--- Supplied records ---
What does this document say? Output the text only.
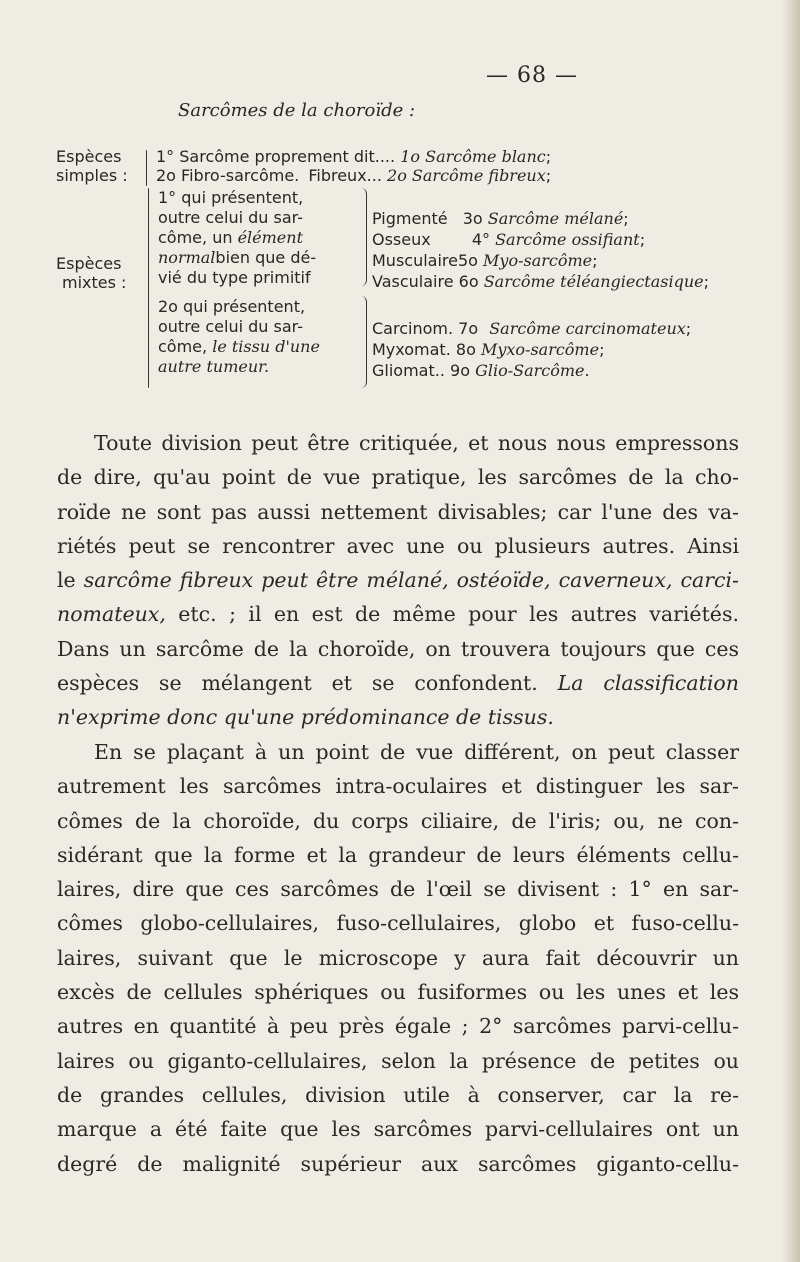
— 68 —
Sarcômes de la choroïde :
Espèces
simples :
1° Sarcôme proprement dit.... 1o Sarcôme blanc;
2o Fibro-sarcôme. Fibreux... 2o Sarcôme fibreux;
Espèces
mixtes :
1° qui présentent,
outre celui du sar-
côme, un élément
normalbien que dé-
vié du type primitif
2o qui présentent,
outre celui du sar-
côme, le tissu d'une
autre tumeur.
Pigmenté 3o Sarcôme mélané;
Osseux	4° Sarcôme ossifiant;
Musculaire5o Myo-sarcôme;
Vasculaire 6o Sarcôme téléangiectasique;
Carcinom. 7o Sarcôme carcinomateux;
Myxomat. 8o Myxo-sarcôme;
Gliomat.. 9o Glio-Sarcôme.
Toute division peut être critiquée, et nous nous empressons
de dire, qu'au point de vue pratique, les sarcômes de la cho-
roïde ne sont pas aussi nettement divisables; car l'une des va-
riétés peut se rencontrer avec une ou plusieurs autres. Ainsi
le sarcôme fibreux peut être mélané, ostéoïde, caverneux, carci-
nomateux, etc. ; il en est de même pour les autres variétés.
Dans un sarcôme de la choroïde, on trouvera toujours que ces
espèces se mélangent et se confondent. La classification
n'exprime donc qu'une prédominance de tissus.
En se plaçant à un point de vue différent, on peut classer
autrement les sarcômes intra-oculaires et distinguer les sar-
cômes de la choroïde, du corps ciliaire, de l'iris; ou, ne con-
sidérant que la forme et la grandeur de leurs éléments cellu-
laires, dire que ces sarcômes de l'œil se divisent : 1° en sar-
cômes globo-cellulaires, fuso-cellulaires, globo et fuso-cellu-
laires, suivant que le microscope y aura fait découvrir un
excès de cellules sphériques ou fusiformes ou les unes et les
autres en quantité à peu près égale ; 2° sarcômes parvi-cellu-
laires ou giganto-cellulaires, selon la présence de petites ou
de grandes cellules, division utile à conserver, car la re-
marque a été faite que les sarcômes parvi-cellulaires ont un
degré de malignité supérieur aux sarcômes giganto-cellu-
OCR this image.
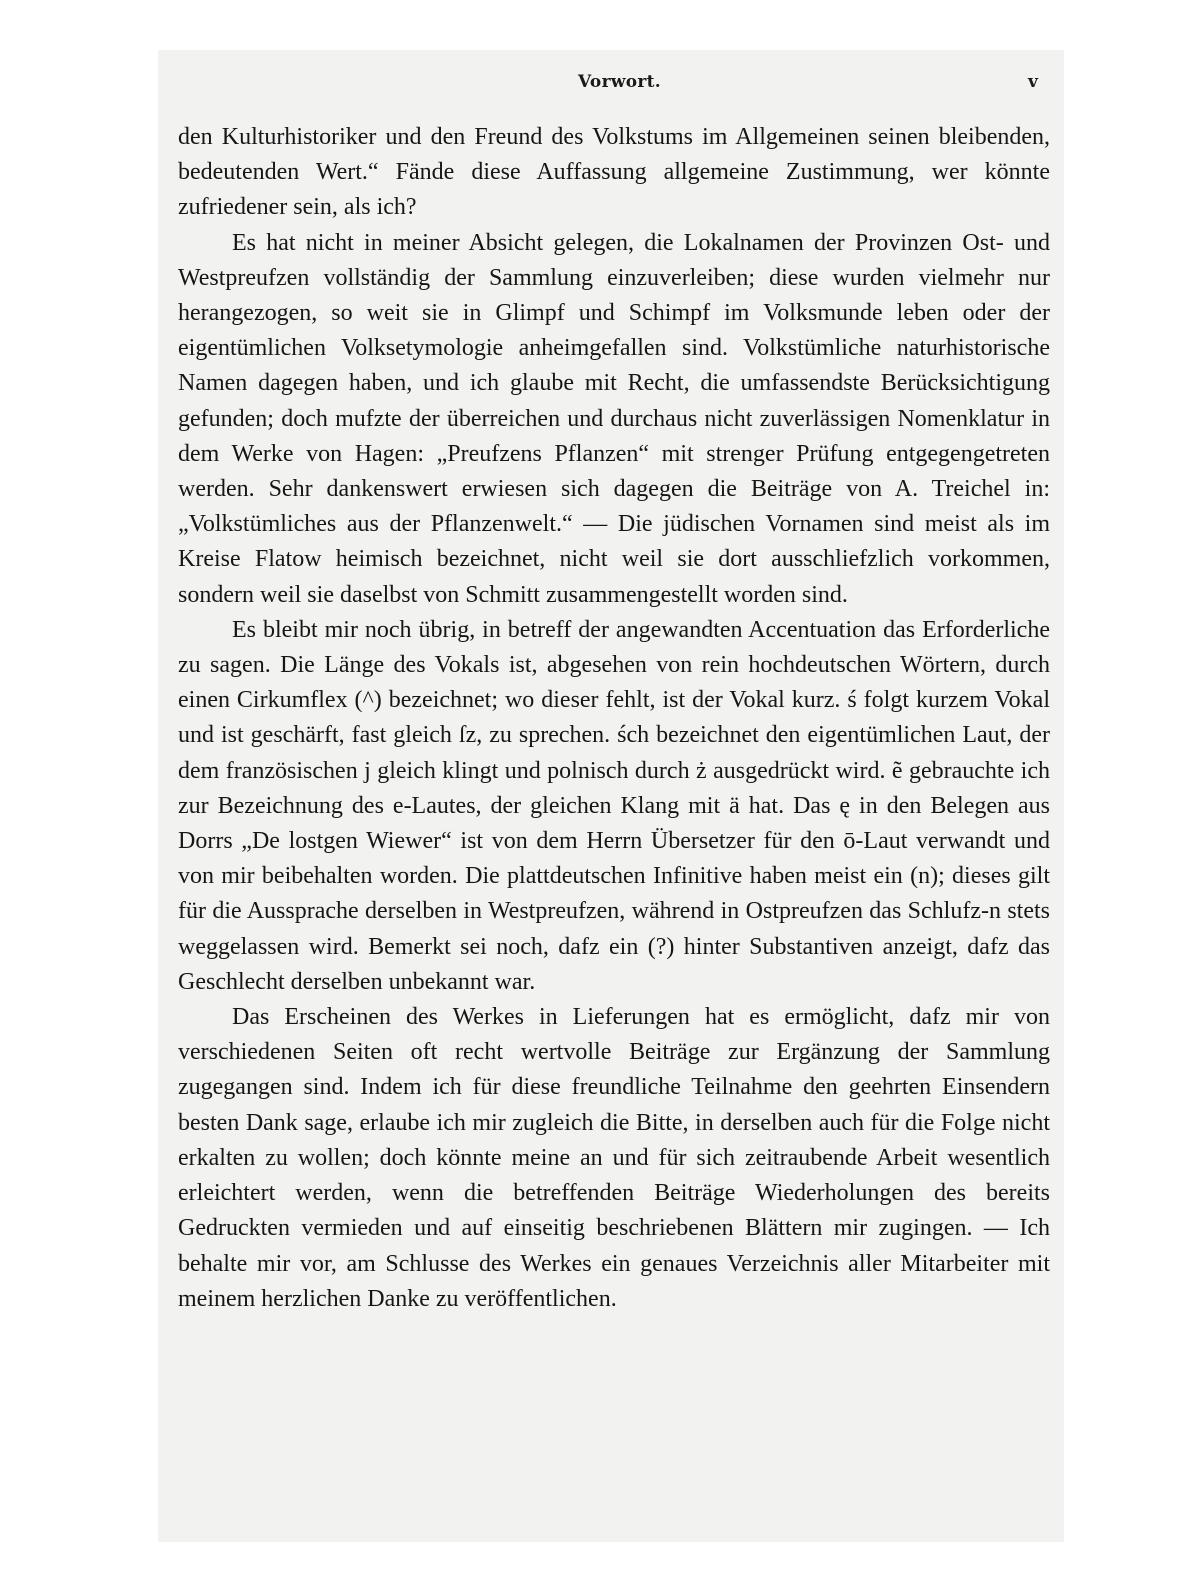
Vorwort.	v

den Kulturhistoriker und den Freund des Volkstums im Allgemeinen seinen bleibenden, bedeutenden Wert.“ Fände diese Auffassung allgemeine Zustimmung, wer könnte zufriedener sein, als ich?

Es hat nicht in meiner Absicht gelegen, die Lokalnamen der Provinzen Ost- und Westpreufzen vollständig der Sammlung einzuverleiben; diese wurden vielmehr nur herangezogen, so weit sie in Glimpf und Schimpf im Volksmunde leben oder der eigentümlichen Volksetymologie anheimgefallen sind. Volkstümliche naturhistorische Namen dagegen haben, und ich glaube mit Recht, die umfassendste Berücksichtigung gefunden; doch mufzte der überreichen und durchaus nicht zuverlässigen Nomenklatur in dem Werke von Hagen: „Preufzens Pflanzen“ mit strenger Prüfung entgegengetreten werden. Sehr dankenswert erwiesen sich dagegen die Beiträge von A. Treichel in: „Volkstümliches aus der Pflanzenwelt.“ — Die jüdischen Vornamen sind meist als im Kreise Flatow heimisch bezeichnet, nicht weil sie dort ausschliefzlich vorkommen, sondern weil sie daselbst von Schmitt zusammengestellt worden sind.

Es bleibt mir noch übrig, in betreff der angewandten Accentuation das Erforderliche zu sagen. Die Länge des Vokals ist, abgesehen von rein hochdeutschen Wörtern, durch einen Cirkumflex (^) bezeichnet; wo dieser fehlt, ist der Vokal kurz. ś folgt kurzem Vokal und ist geschärft, fast gleich ſz, zu sprechen. śch bezeichnet den eigentümlichen Laut, der dem französischen j gleich klingt und polnisch durch ż ausgedrückt wird. ẽ gebrauchte ich zur Bezeichnung des e-Lautes, der gleichen Klang mit ä hat. Das ę in den Belegen aus Dorrs „De lostgen Wiewer“ ist von dem Herrn Übersetzer für den ō-Laut verwandt und von mir beibehalten worden. Die plattdeutschen Infinitive haben meist ein (n); dieses gilt für die Aussprache derselben in Westpreufzen, während in Ostpreufzen das Schlufz-n stets weggelassen wird. Bemerkt sei noch, dafz ein (?) hinter Substantiven anzeigt, dafz das Geschlecht derselben unbekannt war.

Das Erscheinen des Werkes in Lieferungen hat es ermöglicht, dafz mir von verschiedenen Seiten oft recht wertvolle Beiträge zur Ergänzung der Sammlung zugegangen sind. Indem ich für diese freundliche Teilnahme den geehrten Einsendern besten Dank sage, erlaube ich mir zugleich die Bitte, in derselben auch für die Folge nicht erkalten zu wollen; doch könnte meine an und für sich zeitraubende Arbeit wesentlich erleichtert werden, wenn die betreffenden Beiträge Wiederholungen des bereits Gedruckten vermieden und auf einseitig beschriebenen Blättern mir zugingen. — Ich behalte mir vor, am Schlusse des Werkes ein genaues Verzeichnis aller Mitarbeiter mit meinem herzlichen Danke zu veröffentlichen.
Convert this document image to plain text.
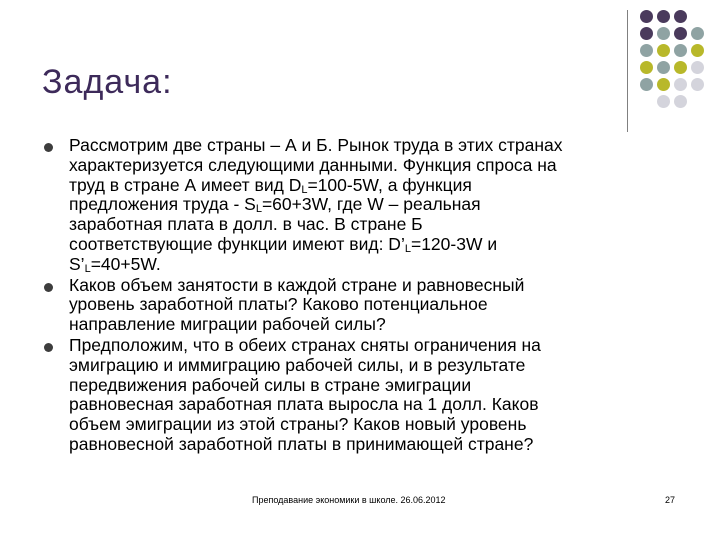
Задача:
Рассмотрим две страны – А и Б. Рынок труда в этих странах
характеризуется следующими данными. Функция спроса на
труд в стране А имеет вид $D_L=100-5W$, а функция
предложения труда - $S_L=60+3W$, где W – реальная
заработная плата в долл. в час. В стране Б
соответствующие функции имеют вид: $D’_L=120-3W$ и
$S’_L=40+5W$.
Каков объем занятости в каждой стране и равновесный
уровень заработной платы? Каково потенциальное
направление миграции рабочей силы?
Предположим, что в обеих странах сняты ограничения на
эмиграцию и иммиграцию рабочей силы, и в результате
передвижения рабочей силы в стране эмиграции
равновесная заработная плата выросла на 1 долл. Каков
объем эмиграции из этой страны? Каков новый уровень
равновесной заработной платы в принимающей стране?
Преподавание экономики в школе. 26.06.2012	27
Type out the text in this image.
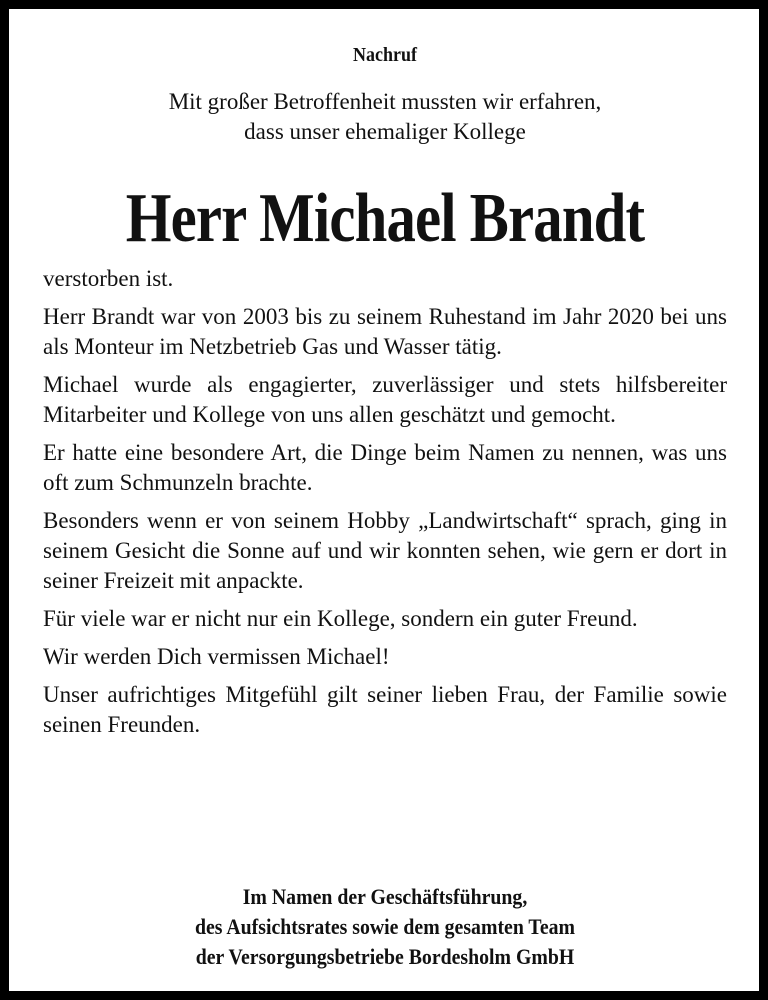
Nachruf
Mit großer Betroffenheit mussten wir erfahren,
dass unser ehemaliger Kollege
Herr Michael Brandt

verstorben ist.

Herr Brandt war von 2003 bis zu seinem Ruhestand im Jahr 2020 bei uns als Monteur im Netzbetrieb Gas und Wasser tätig.

Michael wurde als engagierter, zuverlässiger und stets hilfsbereiter Mitarbeiter und Kollege von uns allen geschätzt und gemocht.

Er hatte eine besondere Art, die Dinge beim Namen zu nennen, was uns oft zum Schmunzeln brachte.

Besonders wenn er von seinem Hobby „Landwirtschaft“ sprach, ging in seinem Gesicht die Sonne auf und wir konnten sehen, wie gern er dort in seiner Freizeit mit anpackte.

Für viele war er nicht nur ein Kollege, sondern ein guter Freund.

Wir werden Dich vermissen Michael!

Unser aufrichtiges Mitgefühl gilt seiner lieben Frau, der Familie sowie seinen Freunden.

Im Namen der Geschäftsführung,
des Aufsichtsrates sowie dem gesamten Team
der Versorgungsbetriebe Bordesholm GmbH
---
Search the lines for the string "объем" and copy every line that has it.

Каков объем занятости в каждой стране и равновесный
объем эмиграции из этой страны? Каков новый уровень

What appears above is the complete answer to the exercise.